-- Start EXTRACTED MATERIAL --
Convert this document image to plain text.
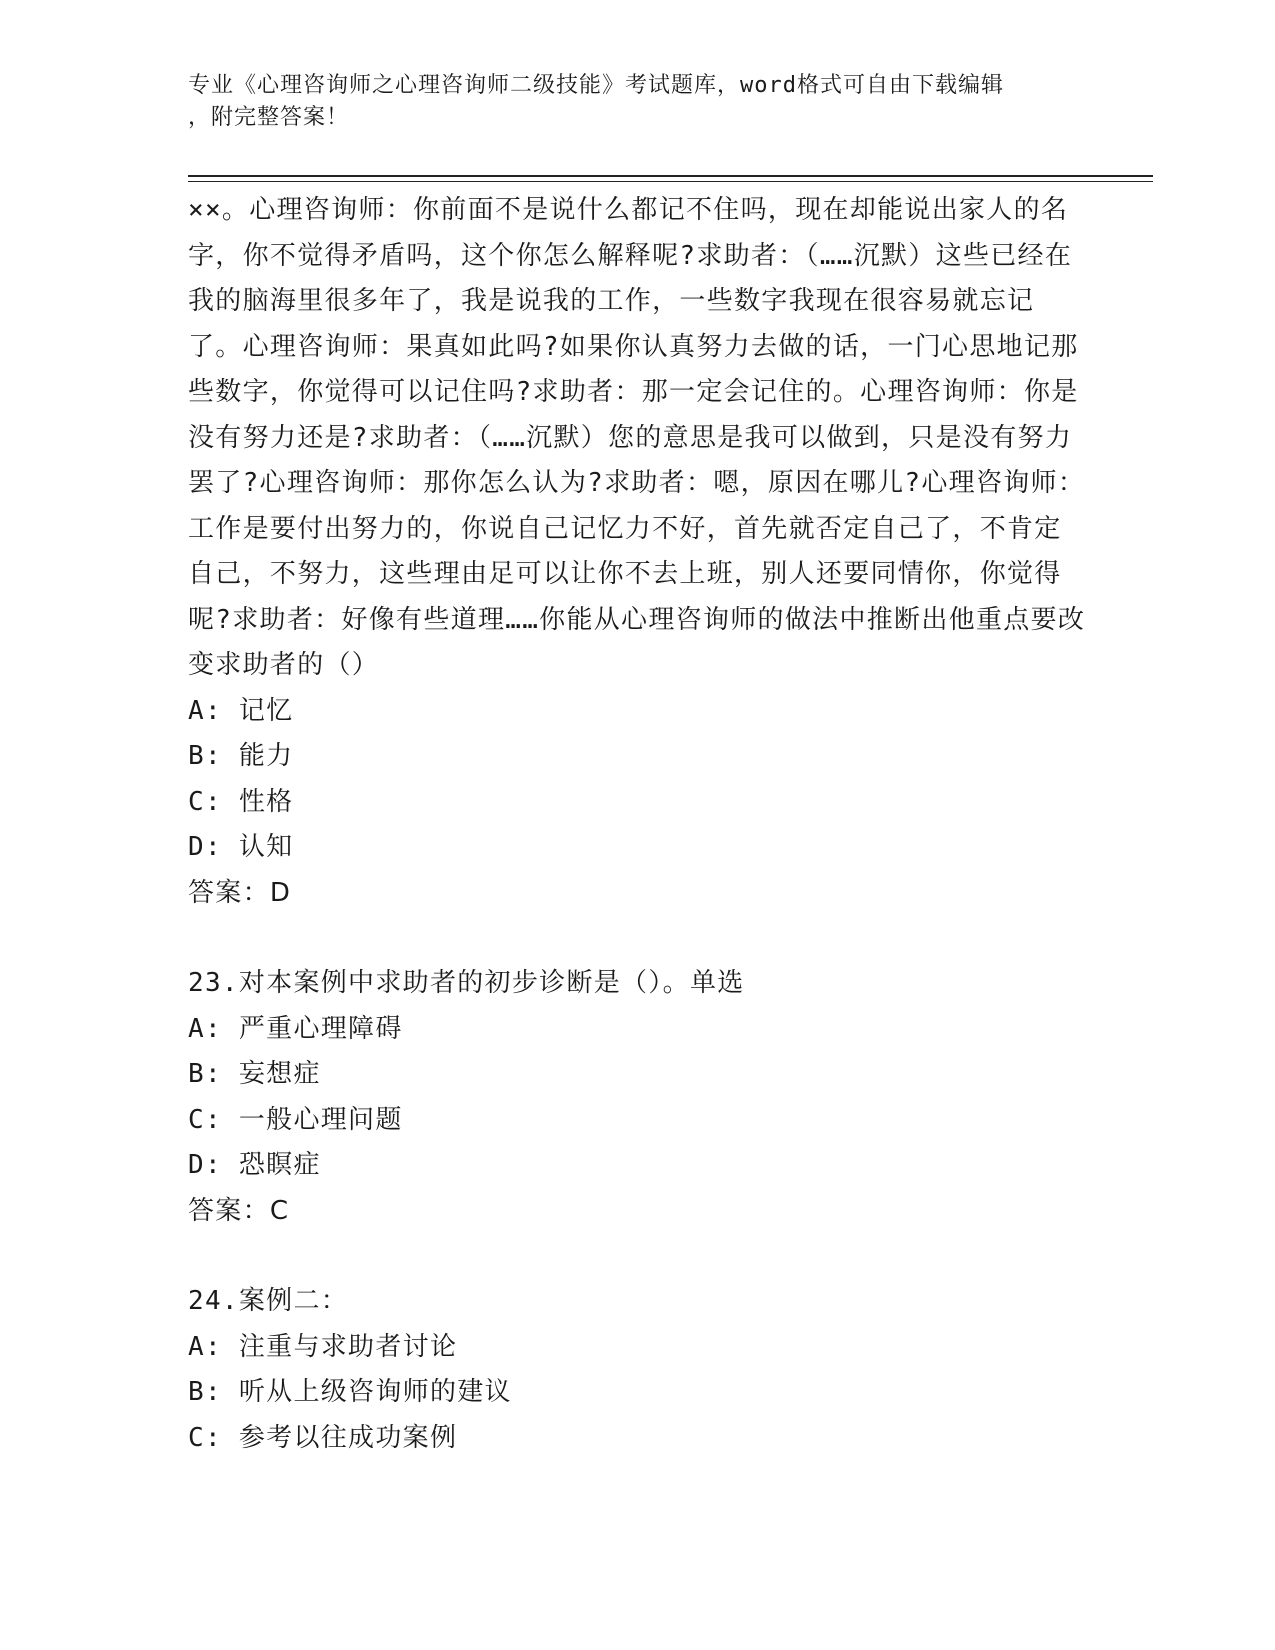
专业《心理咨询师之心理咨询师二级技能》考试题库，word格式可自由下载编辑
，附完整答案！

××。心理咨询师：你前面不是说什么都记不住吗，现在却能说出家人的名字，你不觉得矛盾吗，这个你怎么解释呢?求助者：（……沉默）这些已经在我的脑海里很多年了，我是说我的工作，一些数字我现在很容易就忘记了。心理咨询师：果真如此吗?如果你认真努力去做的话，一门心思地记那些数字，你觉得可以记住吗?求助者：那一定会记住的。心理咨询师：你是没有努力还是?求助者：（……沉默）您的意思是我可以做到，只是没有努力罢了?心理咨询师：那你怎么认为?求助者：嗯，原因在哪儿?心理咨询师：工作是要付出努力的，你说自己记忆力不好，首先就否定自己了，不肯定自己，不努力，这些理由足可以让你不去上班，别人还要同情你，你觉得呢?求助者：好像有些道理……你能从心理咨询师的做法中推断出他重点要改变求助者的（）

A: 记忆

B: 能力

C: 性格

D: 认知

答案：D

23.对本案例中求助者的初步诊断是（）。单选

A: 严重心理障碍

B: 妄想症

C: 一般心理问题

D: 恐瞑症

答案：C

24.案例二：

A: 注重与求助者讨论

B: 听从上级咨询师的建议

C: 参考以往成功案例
-- End EXTRACTED MATERIAL --
> **WHAT YOU SHOULD DO**
Write out the entries again, exactly as given, skipping any images.

> **FINISHED ANSWER**
Convert this document image to plain text.
专业《心理咨询师之心理咨询师二级技能》考试题库，word格式可自由下载编辑
，附完整答案！

××。心理咨询师：你前面不是说什么都记不住吗，现在却能说出家人的名字，你不觉得矛盾吗，这个你怎么解释呢?求助者：（……沉默）这些已经在我的脑海里很多年了，我是说我的工作，一些数字我现在很容易就忘记了。心理咨询师：果真如此吗?如果你认真努力去做的话，一门心思地记那些数字，你觉得可以记住吗?求助者：那一定会记住的。心理咨询师：你是没有努力还是?求助者：（……沉默）您的意思是我可以做到，只是没有努力罢了?心理咨询师：那你怎么认为?求助者：嗯，原因在哪儿?心理咨询师：工作是要付出努力的，你说自己记忆力不好，首先就否定自己了，不肯定自己，不努力，这些理由足可以让你不去上班，别人还要同情你，你觉得呢?求助者：好像有些道理……你能从心理咨询师的做法中推断出他重点要改变求助者的（）

A: 记忆

B: 能力

C: 性格

D: 认知

答案：D

23.对本案例中求助者的初步诊断是（）。单选

A: 严重心理障碍

B: 妄想症

C: 一般心理问题

D: 恐瞑症

答案：C

24.案例二：

A: 注重与求助者讨论

B: 听从上级咨询师的建议

C: 参考以往成功案例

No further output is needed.